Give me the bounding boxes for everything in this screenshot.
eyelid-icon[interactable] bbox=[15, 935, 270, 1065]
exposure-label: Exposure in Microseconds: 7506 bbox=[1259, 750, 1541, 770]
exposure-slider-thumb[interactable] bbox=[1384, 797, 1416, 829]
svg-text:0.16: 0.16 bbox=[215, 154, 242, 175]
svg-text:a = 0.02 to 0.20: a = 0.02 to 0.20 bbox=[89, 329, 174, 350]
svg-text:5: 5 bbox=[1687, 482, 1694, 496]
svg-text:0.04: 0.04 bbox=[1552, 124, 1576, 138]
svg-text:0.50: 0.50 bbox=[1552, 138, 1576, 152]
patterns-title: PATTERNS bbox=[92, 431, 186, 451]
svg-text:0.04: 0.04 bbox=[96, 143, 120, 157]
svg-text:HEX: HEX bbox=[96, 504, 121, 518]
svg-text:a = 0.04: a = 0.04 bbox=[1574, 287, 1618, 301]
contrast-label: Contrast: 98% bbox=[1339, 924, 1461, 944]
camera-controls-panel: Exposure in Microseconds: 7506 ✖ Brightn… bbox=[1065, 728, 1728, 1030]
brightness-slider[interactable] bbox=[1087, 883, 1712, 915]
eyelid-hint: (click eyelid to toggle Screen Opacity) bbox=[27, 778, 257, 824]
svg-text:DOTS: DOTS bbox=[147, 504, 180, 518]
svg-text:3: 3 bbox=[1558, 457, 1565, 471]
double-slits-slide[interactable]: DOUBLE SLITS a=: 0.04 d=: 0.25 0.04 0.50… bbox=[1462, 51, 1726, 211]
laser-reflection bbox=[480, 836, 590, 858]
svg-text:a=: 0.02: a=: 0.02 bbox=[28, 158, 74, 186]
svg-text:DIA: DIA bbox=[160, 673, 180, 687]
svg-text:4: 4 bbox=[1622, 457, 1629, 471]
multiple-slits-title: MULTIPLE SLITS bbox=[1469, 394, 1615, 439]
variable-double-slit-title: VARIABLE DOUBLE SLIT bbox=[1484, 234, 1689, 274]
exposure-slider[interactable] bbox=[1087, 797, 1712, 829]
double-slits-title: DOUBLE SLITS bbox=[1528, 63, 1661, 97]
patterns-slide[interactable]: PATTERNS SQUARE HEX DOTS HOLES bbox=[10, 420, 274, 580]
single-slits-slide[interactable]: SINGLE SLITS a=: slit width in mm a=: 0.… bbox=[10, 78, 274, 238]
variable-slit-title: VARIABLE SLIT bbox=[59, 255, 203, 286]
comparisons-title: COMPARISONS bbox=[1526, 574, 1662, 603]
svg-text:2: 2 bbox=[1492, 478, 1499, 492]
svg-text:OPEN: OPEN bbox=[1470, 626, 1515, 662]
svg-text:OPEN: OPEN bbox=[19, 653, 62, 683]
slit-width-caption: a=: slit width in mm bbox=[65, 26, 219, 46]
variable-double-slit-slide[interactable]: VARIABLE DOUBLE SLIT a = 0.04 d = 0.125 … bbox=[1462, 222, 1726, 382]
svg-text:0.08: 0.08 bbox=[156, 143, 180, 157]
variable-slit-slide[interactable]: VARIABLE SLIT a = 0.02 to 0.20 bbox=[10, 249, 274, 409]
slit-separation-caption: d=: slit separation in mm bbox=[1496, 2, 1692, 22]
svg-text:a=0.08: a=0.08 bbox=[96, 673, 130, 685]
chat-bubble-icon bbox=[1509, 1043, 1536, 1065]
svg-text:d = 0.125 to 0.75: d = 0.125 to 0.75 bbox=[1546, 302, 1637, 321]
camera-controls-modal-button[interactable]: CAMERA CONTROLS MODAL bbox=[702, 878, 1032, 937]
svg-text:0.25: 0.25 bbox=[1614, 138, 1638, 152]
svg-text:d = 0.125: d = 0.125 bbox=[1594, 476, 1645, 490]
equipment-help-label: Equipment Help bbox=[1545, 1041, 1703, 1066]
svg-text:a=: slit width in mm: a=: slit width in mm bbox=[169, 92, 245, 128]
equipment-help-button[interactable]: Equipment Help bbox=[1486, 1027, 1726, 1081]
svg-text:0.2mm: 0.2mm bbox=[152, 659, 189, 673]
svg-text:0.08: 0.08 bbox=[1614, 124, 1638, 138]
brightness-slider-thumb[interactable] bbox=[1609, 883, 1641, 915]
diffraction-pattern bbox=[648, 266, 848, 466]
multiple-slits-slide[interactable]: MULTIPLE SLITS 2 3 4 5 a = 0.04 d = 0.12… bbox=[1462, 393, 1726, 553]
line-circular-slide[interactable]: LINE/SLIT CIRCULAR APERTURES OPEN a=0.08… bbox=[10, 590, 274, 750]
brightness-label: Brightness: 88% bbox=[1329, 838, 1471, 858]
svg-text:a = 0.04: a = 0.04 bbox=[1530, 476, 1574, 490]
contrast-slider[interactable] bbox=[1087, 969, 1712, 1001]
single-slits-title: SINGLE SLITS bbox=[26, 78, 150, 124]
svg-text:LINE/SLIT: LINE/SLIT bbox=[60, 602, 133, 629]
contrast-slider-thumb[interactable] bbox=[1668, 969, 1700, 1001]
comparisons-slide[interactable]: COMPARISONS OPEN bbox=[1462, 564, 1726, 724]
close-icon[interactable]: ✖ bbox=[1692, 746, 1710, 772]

......

What you need to do =>
Can you put the lines above into a JSON list of strings, with one string per line and blank lines left out?

Task answer =>
[
  "Give me the bounding boxes for everything in this screenshot.",
  "eyelid-icon[interactable] bbox=[15, 935, 270, 1065]",
  "exposure-label: Exposure in Microseconds: 7506 bbox=[1259, 750, 1541, 770]",
  "exposure-slider-thumb[interactable] bbox=[1384, 797, 1416, 829]",
  "svg-text:0.16: 0.16 bbox=[215, 154, 242, 175]",
  "svg-text:a = 0.02 to 0.20: a = 0.02 to 0.20 bbox=[89, 329, 174, 350]",
  "svg-text:5: 5 bbox=[1687, 482, 1694, 496]",
  "svg-text:0.04: 0.04 bbox=[1552, 124, 1576, 138]",
  "svg-text:0.50: 0.50 bbox=[1552, 138, 1576, 152]",
  "patterns-title: PATTERNS bbox=[92, 431, 186, 451]",
  "svg-text:0.04: 0.04 bbox=[96, 143, 120, 157]",
  "svg-text:HEX: HEX bbox=[96, 504, 121, 518]",
  "svg-text:a = 0.04: a = 0.04 bbox=[1574, 287, 1618, 301]",
  "contrast-label: Contrast: 98% bbox=[1339, 924, 1461, 944]",
  "camera-controls-panel: Exposure in Microseconds: 7506 ✖ Brightn… bbox=[1065, 728, 1728, 1030]",
  "brightness-slider[interactable] bbox=[1087, 883, 1712, 915]",
  "eyelid-hint: (click eyelid to toggle Screen Opacity) bbox=[27, 778, 257, 824]",
  "svg-text:DOTS: DOTS bbox=[147, 504, 180, 518]",
  "svg-text:3: 3 bbox=[1558, 457, 1565, 471]",
  "double-slits-slide[interactable]: DOUBLE SLITS a=: 0.04 d=: 0.25 0.04 0.50… bbox=[1462, 51, 1726, 211]",
  "laser-reflection bbox=[480, 836, 590, 858]",
  "svg-text:a=: 0.02: a=: 0.02 bbox=[28, 158, 74, 186]",
  "svg-text:DIA: DIA bbox=[160, 673, 180, 687]",
  "svg-text:4: 4 bbox=[1622, 457, 1629, 471]",
  "multiple-slits-title: MULTIPLE SLITS bbox=[1469, 394, 1615, 439]",
  "variable-double-slit-title: VARIABLE DOUBLE SLIT bbox=[1484, 234, 1689, 274]",
  "exposure-slider[interactable] bbox=[1087, 797, 1712, 829]",
  "double-slits-title: DOUBLE SLITS bbox=[1528, 63, 1661, 97]",
  "patterns-slide[interactable]: PATTERNS SQUARE HEX DOTS HOLES bbox=[10, 420, 274, 580]",
  "single-slits-slide[interactable]: SINGLE SLITS a=: slit width in mm a=: 0.… bbox=[10, 78, 274, 238]",
  "variable-slit-title: VARIABLE SLIT bbox=[59, 255, 203, 286]",
  "comparisons-title: COMPARISONS bbox=[1526, 574, 1662, 603]",
  "svg-text:2: 2 bbox=[1492, 478, 1499, 492]",
  "svg-text:OPEN: OPEN bbox=[1470, 626, 1515, 662]",
  "svg-text:OPEN: OPEN bbox=[19, 653, 62, 683]",
  "slit-width-caption: a=: slit width in mm bbox=[65, 26, 219, 46]",
  "variable-double-slit-slide[interactable]: VARIABLE DOUBLE SLIT a = 0.04 d = 0.125 … bbox=[1462, 222, 1726, 382]",
  "svg-text:0.08: 0.08 bbox=[156, 143, 180, 157]",
  "variable-slit-slide[interactable]: VARIABLE SLIT a = 0.02 to 0.20 bbox=[10, 249, 274, 409]",
  "slit-separation-caption: d=: slit separation in mm bbox=[1496, 2, 1692, 22]",
  "svg-text:a=0.08: a=0.08 bbox=[96, 673, 130, 685]",
  "chat-bubble-icon bbox=[1509, 1043, 1536, 1065]",
  "svg-text:d = 0.125 to 0.75: d = 0.125 to 0.75 bbox=[1546, 302, 1637, 321]",
  "camera-controls-modal-button[interactable]: CAMERA CONTROLS MODAL bbox=[702, 878, 1032, 937]",
  "svg-text:0.25: 0.25 bbox=[1614, 138, 1638, 152]",
  "svg-text:d = 0.125: d = 0.125 bbox=[1594, 476, 1645, 490]",
  "equipment-help-label: Equipment Help bbox=[1545, 1041, 1703, 1066]",
  "svg-text:a=: slit width in mm: a=: slit width in mm bbox=[169, 92, 245, 128]",
  "equipment-help-button[interactable]: Equipment Help bbox=[1486, 1027, 1726, 1081]",
  "svg-text:0.2mm: 0.2mm bbox=[152, 659, 189, 673]",
  "svg-text:0.08: 0.08 bbox=[1614, 124, 1638, 138]",
  "brightness-slider-thumb[interactable] bbox=[1609, 883, 1641, 915]",
  "diffraction-pattern bbox=[648, 266, 848, 466]",
  "multiple-slits-slide[interactable]: MULTIPLE SLITS 2 3 4 5 a = 0.04 d = 0.12… bbox=[1462, 393, 1726, 553]",
  "line-circular-slide[interactable]: LINE/SLIT CIRCULAR APERTURES OPEN a=0.08… bbox=[10, 590, 274, 750]",
  "brightness-label: Brightness: 88% bbox=[1329, 838, 1471, 858]",
  "svg-text:a = 0.04: a = 0.04 bbox=[1530, 476, 1574, 490]",
  "contrast-slider[interactable] bbox=[1087, 969, 1712, 1001]",
  "single-slits-title: SINGLE SLITS bbox=[26, 78, 150, 124]",
  "svg-text:LINE/SLIT: LINE/SLIT bbox=[60, 602, 133, 629]",
  "contrast-slider-thumb[interactable] bbox=[1668, 969, 1700, 1001]",
  "comparisons-slide[interactable]: COMPARISONS OPEN bbox=[1462, 564, 1726, 724]",
  "close-icon[interactable]: ✖ bbox=[1692, 746, 1710, 772]"
]